**PROMPT:**
Check each line for the string "River". Give only the count of lines that have it.

Figure content listings:

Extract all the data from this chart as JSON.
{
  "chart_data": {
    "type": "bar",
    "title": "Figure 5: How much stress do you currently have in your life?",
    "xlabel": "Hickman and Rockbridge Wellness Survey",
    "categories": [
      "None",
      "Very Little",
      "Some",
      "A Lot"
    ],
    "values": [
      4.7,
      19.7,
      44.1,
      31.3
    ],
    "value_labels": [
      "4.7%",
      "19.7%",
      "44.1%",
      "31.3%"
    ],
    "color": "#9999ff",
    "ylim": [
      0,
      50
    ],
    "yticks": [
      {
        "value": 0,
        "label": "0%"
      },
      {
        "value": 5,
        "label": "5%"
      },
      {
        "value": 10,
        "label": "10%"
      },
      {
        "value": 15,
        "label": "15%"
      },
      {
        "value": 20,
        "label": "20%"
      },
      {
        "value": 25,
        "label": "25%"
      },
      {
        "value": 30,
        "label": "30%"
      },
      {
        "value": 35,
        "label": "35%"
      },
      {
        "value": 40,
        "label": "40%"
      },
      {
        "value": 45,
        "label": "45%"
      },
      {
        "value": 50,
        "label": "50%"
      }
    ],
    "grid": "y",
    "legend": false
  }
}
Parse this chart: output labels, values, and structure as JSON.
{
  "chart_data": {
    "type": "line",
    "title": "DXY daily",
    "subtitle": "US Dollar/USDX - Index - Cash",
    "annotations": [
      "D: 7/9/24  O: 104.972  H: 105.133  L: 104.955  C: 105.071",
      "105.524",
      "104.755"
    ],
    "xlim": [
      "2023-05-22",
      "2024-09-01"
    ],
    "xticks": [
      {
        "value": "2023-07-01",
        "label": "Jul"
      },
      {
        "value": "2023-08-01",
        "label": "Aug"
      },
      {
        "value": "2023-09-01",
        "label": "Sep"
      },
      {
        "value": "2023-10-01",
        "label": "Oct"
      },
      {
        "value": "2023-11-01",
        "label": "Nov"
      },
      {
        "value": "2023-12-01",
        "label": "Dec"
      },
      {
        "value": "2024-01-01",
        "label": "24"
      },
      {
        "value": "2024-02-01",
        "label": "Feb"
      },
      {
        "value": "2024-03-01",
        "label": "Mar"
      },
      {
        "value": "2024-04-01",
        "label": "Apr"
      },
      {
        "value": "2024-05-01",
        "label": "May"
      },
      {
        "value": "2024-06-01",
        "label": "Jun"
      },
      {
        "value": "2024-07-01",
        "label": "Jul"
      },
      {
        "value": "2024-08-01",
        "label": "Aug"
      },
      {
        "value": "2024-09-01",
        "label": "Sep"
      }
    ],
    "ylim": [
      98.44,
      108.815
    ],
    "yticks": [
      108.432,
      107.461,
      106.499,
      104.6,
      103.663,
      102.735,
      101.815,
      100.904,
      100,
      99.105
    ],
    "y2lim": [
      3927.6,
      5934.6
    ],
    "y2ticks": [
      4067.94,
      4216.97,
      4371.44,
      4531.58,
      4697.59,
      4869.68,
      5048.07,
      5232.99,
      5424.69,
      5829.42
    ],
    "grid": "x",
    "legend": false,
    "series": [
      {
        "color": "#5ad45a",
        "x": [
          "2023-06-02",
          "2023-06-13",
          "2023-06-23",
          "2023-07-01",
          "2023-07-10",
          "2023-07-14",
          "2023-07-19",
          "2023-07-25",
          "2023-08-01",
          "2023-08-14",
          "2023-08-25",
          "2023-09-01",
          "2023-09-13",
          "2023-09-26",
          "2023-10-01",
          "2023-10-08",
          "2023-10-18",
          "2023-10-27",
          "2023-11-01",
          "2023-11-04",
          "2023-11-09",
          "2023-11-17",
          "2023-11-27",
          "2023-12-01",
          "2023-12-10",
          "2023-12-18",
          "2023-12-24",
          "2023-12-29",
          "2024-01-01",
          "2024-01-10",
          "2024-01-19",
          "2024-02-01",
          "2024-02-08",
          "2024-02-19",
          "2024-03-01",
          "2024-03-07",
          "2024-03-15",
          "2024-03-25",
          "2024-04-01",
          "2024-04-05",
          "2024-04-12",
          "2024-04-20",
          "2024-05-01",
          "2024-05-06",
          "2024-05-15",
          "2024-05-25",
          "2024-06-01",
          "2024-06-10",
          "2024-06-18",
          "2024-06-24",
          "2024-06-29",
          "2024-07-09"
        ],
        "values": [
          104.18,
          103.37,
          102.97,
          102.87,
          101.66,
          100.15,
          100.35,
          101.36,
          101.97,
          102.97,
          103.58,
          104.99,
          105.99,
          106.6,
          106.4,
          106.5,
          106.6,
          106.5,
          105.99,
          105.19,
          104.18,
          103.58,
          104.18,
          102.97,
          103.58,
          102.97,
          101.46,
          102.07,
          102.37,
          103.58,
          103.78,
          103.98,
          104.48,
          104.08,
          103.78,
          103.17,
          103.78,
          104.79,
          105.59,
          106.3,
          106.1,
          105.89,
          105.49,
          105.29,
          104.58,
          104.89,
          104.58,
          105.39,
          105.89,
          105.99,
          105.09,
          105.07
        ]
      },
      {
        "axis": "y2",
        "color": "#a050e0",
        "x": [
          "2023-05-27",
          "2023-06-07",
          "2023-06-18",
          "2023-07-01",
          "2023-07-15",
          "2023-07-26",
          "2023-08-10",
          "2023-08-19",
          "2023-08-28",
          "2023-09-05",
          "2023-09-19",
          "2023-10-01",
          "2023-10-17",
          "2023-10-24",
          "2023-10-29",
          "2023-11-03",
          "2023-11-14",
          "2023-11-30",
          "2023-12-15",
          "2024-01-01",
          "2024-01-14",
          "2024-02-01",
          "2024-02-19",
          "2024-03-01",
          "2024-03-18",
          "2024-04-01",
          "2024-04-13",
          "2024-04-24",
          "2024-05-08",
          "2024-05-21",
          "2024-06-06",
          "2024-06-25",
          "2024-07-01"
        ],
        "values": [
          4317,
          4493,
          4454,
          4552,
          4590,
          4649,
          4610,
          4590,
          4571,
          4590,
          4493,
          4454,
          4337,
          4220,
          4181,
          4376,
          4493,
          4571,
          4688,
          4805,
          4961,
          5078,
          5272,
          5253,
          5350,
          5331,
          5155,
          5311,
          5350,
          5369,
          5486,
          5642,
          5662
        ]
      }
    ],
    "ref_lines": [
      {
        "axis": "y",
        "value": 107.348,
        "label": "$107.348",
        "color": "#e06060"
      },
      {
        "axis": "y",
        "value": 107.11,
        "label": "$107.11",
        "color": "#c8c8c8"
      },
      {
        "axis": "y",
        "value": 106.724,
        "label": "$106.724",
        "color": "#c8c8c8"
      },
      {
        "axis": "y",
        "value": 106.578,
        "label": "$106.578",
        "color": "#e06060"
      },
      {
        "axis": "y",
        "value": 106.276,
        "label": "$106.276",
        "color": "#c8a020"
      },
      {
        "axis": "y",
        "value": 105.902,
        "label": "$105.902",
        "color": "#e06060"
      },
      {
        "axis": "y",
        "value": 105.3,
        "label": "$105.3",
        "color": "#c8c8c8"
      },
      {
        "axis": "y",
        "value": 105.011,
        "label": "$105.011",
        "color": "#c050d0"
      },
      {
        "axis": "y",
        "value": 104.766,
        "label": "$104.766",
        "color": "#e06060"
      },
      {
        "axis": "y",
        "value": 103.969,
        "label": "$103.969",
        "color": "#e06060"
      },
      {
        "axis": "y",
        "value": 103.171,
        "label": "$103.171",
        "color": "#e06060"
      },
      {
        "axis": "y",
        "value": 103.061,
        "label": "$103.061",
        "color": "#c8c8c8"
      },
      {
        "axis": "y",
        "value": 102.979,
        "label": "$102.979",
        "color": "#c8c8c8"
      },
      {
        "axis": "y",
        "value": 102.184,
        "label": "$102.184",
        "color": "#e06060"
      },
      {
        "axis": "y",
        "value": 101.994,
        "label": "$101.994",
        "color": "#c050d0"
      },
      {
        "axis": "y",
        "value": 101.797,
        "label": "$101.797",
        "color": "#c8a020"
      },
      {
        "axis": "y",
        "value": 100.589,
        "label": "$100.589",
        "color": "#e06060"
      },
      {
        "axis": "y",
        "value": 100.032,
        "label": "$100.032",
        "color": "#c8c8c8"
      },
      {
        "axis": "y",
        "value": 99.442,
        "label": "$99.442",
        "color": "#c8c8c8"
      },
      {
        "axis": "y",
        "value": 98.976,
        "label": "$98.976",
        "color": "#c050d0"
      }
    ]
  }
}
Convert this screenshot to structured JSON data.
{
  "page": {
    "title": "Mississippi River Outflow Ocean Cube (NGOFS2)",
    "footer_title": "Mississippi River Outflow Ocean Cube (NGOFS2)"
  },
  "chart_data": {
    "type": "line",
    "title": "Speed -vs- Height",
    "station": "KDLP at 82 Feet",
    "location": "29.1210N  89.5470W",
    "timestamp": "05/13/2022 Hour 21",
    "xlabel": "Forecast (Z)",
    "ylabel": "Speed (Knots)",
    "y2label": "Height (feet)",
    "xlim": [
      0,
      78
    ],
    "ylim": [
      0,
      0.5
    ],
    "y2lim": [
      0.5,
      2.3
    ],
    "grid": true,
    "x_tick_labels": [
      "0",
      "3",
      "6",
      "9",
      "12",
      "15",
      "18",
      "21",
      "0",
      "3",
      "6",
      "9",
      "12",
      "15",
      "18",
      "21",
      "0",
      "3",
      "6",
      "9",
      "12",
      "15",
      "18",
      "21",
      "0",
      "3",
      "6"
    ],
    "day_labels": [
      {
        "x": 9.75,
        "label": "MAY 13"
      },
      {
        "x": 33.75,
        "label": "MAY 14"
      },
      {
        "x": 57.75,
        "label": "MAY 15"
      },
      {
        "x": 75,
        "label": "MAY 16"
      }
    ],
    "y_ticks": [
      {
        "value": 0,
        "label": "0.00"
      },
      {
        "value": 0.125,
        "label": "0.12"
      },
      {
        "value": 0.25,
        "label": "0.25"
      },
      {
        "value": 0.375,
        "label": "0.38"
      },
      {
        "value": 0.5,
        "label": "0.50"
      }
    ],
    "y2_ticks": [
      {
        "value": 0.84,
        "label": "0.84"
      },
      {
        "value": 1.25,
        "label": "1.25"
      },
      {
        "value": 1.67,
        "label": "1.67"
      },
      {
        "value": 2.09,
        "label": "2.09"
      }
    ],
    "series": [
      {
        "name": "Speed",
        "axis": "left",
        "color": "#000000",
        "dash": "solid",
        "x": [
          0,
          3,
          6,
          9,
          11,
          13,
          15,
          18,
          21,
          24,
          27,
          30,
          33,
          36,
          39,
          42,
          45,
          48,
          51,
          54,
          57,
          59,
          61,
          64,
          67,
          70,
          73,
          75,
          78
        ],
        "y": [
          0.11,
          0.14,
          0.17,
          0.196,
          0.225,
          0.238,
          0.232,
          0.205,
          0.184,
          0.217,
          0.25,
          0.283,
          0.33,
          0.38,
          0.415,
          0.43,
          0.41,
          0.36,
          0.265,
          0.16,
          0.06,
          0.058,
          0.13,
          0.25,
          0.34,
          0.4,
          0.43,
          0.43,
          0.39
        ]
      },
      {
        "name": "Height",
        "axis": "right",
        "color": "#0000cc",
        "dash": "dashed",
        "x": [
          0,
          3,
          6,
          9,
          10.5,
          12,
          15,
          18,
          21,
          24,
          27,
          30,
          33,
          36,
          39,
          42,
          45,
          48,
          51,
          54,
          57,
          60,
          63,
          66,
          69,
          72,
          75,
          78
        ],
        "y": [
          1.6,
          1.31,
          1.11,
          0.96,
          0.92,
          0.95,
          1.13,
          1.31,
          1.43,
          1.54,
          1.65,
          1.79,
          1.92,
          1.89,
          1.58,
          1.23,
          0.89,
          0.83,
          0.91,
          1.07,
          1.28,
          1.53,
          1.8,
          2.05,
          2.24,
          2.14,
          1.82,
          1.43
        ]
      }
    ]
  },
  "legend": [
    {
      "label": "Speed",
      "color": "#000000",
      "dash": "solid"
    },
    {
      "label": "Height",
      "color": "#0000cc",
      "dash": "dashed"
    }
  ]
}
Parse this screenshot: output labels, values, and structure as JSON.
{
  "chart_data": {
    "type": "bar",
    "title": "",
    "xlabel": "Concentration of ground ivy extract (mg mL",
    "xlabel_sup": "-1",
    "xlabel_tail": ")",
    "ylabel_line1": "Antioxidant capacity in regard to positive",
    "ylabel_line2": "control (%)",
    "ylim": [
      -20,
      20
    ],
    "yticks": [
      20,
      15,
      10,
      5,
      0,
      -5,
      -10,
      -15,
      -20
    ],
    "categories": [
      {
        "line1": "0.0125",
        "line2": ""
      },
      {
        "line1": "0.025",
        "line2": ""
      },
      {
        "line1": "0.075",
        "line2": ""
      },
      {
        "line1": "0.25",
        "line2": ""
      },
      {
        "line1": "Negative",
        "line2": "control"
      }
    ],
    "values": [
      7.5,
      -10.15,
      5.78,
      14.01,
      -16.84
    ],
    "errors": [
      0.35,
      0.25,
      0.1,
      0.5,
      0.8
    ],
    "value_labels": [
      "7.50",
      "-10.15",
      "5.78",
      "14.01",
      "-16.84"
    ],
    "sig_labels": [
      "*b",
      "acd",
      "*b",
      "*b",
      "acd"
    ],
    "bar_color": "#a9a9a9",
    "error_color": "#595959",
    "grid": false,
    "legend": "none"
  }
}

**SOLUTION FOR THIS TASK:**
2